What to produce: Copy out all lines in the data below containing the string "ylabel".

(Data entries for graphics)
+--
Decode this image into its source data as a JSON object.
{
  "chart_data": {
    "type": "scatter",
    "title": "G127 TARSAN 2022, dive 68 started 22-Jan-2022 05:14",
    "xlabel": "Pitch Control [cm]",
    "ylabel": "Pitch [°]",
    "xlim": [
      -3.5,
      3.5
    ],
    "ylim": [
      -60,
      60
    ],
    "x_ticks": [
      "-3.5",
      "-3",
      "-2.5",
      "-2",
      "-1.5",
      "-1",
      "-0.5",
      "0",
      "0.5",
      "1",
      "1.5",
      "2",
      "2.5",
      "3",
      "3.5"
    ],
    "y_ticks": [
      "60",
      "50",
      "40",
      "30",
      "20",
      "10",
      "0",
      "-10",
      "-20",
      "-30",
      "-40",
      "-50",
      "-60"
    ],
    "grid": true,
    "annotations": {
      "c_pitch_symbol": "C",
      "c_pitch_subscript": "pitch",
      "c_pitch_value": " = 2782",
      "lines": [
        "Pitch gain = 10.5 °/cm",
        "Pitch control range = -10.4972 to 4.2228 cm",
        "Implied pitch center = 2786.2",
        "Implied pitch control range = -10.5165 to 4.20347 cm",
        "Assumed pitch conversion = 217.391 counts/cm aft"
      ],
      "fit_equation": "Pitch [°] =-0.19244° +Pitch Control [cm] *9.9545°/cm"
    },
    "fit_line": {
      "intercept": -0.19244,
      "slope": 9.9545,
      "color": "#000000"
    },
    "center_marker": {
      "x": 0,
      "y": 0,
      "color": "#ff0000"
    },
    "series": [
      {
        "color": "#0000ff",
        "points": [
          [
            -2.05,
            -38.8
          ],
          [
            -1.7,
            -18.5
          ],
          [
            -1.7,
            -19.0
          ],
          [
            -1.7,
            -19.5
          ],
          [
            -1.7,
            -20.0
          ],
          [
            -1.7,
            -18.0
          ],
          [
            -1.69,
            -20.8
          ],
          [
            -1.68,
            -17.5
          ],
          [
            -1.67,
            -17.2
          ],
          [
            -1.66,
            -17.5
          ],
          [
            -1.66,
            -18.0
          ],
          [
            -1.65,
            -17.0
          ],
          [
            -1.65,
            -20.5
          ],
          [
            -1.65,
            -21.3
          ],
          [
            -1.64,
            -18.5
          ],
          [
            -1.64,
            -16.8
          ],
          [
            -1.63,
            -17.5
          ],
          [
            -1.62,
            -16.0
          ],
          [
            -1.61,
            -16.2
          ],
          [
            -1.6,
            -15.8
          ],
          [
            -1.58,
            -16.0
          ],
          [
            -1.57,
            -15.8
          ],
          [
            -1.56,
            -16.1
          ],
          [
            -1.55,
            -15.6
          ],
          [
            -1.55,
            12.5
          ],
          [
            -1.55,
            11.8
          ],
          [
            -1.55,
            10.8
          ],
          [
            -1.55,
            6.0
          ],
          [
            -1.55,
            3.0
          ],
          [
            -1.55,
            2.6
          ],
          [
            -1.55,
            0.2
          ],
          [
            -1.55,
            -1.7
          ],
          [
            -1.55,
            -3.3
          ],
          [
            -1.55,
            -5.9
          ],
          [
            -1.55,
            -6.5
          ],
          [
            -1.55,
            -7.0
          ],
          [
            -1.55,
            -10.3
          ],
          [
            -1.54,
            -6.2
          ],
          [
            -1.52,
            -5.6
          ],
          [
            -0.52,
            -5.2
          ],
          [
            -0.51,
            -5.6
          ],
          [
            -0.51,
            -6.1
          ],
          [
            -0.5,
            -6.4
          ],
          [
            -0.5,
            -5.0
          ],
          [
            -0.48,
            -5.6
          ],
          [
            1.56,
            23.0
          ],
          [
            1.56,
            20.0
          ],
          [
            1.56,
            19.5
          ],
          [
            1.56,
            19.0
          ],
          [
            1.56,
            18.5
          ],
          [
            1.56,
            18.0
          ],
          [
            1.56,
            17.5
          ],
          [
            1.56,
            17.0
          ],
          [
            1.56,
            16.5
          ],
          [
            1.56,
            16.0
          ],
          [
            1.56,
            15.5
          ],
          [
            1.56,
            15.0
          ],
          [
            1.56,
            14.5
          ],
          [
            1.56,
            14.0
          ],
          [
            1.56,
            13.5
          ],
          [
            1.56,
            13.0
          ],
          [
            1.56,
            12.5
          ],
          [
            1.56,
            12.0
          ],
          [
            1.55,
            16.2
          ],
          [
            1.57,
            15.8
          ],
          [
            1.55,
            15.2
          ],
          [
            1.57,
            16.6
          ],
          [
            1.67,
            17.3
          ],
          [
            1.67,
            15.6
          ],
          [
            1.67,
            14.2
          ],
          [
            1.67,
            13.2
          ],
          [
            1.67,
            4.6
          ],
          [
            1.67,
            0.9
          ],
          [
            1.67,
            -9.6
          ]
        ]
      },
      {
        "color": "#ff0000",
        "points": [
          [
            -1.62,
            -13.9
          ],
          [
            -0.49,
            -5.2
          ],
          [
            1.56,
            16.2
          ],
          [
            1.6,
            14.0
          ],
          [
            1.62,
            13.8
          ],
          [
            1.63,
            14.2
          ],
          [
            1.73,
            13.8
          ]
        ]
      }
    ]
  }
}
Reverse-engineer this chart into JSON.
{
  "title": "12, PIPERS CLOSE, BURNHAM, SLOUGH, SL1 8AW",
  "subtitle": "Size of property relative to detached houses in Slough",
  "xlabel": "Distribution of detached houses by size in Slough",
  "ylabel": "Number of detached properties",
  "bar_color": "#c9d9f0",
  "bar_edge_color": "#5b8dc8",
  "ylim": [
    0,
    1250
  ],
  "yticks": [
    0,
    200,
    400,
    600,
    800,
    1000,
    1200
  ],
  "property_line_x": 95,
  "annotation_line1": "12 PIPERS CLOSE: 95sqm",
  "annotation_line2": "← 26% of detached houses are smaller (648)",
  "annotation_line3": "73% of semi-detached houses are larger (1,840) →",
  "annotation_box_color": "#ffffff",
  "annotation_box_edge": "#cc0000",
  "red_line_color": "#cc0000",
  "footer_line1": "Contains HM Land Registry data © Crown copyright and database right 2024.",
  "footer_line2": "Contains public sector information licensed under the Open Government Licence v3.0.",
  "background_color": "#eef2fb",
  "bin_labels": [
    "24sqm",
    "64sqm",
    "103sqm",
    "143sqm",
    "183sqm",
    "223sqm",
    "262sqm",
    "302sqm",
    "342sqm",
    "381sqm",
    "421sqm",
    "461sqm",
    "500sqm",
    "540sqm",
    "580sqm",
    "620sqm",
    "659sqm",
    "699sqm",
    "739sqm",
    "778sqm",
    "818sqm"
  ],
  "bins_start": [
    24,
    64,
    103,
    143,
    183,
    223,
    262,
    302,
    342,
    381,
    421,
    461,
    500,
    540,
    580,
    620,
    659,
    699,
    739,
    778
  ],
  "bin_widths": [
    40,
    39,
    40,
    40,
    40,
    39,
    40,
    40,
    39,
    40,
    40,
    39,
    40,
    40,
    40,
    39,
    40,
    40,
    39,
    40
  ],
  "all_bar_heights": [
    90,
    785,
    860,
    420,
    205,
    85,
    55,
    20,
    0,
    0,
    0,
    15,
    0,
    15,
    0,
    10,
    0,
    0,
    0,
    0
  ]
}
+--
Full solution:
    "ylabel": "Pitch [°]",
  "ylabel": "Number of detached properties",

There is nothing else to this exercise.